> To be done:
The listing below should be copied in full, word for word.

Records about charts and figures:
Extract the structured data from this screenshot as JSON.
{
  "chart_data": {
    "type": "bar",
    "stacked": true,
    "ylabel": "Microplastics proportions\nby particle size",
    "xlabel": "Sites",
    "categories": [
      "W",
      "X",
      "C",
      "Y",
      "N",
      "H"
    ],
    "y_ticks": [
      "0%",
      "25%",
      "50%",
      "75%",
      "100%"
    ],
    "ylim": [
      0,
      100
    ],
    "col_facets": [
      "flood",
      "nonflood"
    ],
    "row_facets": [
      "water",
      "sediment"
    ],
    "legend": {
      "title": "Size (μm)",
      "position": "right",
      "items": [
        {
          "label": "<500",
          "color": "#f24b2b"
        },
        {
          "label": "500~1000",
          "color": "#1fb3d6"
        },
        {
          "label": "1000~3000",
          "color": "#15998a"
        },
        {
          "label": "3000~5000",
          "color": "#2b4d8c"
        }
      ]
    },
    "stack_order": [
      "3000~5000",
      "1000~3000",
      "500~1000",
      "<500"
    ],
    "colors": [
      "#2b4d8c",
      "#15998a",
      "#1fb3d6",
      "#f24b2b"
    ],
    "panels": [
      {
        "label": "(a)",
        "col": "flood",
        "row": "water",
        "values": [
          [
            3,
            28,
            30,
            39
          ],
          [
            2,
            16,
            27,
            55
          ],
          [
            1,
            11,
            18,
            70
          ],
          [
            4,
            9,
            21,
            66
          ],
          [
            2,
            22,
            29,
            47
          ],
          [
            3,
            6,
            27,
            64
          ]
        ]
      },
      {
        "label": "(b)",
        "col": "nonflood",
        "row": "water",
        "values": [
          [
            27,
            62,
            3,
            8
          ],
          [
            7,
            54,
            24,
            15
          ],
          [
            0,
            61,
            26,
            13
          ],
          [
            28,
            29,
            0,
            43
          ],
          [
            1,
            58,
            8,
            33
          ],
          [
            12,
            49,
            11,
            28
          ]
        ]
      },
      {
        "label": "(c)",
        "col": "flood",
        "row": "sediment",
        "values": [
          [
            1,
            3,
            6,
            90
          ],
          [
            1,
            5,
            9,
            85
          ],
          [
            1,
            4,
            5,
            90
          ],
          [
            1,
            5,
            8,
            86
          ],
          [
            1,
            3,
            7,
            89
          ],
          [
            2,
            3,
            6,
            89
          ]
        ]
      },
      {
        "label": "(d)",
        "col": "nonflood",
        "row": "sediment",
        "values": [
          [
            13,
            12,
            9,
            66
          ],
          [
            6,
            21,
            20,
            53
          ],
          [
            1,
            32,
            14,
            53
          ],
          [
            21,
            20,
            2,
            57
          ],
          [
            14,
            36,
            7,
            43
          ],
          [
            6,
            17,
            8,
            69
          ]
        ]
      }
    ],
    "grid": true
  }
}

> Completed task:
Extract the structured data from this screenshot as JSON.
{
  "chart_data": {
    "type": "bar",
    "stacked": true,
    "ylabel": "Microplastics proportions\nby particle size",
    "xlabel": "Sites",
    "categories": [
      "W",
      "X",
      "C",
      "Y",
      "N",
      "H"
    ],
    "y_ticks": [
      "0%",
      "25%",
      "50%",
      "75%",
      "100%"
    ],
    "ylim": [
      0,
      100
    ],
    "col_facets": [
      "flood",
      "nonflood"
    ],
    "row_facets": [
      "water",
      "sediment"
    ],
    "legend": {
      "title": "Size (μm)",
      "position": "right",
      "items": [
        {
          "label": "<500",
          "color": "#f24b2b"
        },
        {
          "label": "500~1000",
          "color": "#1fb3d6"
        },
        {
          "label": "1000~3000",
          "color": "#15998a"
        },
        {
          "label": "3000~5000",
          "color": "#2b4d8c"
        }
      ]
    },
    "stack_order": [
      "3000~5000",
      "1000~3000",
      "500~1000",
      "<500"
    ],
    "colors": [
      "#2b4d8c",
      "#15998a",
      "#1fb3d6",
      "#f24b2b"
    ],
    "panels": [
      {
        "label": "(a)",
        "col": "flood",
        "row": "water",
        "values": [
          [
            3,
            28,
            30,
            39
          ],
          [
            2,
            16,
            27,
            55
          ],
          [
            1,
            11,
            18,
            70
          ],
          [
            4,
            9,
            21,
            66
          ],
          [
            2,
            22,
            29,
            47
          ],
          [
            3,
            6,
            27,
            64
          ]
        ]
      },
      {
        "label": "(b)",
        "col": "nonflood",
        "row": "water",
        "values": [
          [
            27,
            62,
            3,
            8
          ],
          [
            7,
            54,
            24,
            15
          ],
          [
            0,
            61,
            26,
            13
          ],
          [
            28,
            29,
            0,
            43
          ],
          [
            1,
            58,
            8,
            33
          ],
          [
            12,
            49,
            11,
            28
          ]
        ]
      },
      {
        "label": "(c)",
        "col": "flood",
        "row": "sediment",
        "values": [
          [
            1,
            3,
            6,
            90
          ],
          [
            1,
            5,
            9,
            85
          ],
          [
            1,
            4,
            5,
            90
          ],
          [
            1,
            5,
            8,
            86
          ],
          [
            1,
            3,
            7,
            89
          ],
          [
            2,
            3,
            6,
            89
          ]
        ]
      },
      {
        "label": "(d)",
        "col": "nonflood",
        "row": "sediment",
        "values": [
          [
            13,
            12,
            9,
            66
          ],
          [
            6,
            21,
            20,
            53
          ],
          [
            1,
            32,
            14,
            53
          ],
          [
            21,
            20,
            2,
            57
          ],
          [
            14,
            36,
            7,
            43
          ],
          [
            6,
            17,
            8,
            69
          ]
        ]
      }
    ],
    "grid": true
  }
}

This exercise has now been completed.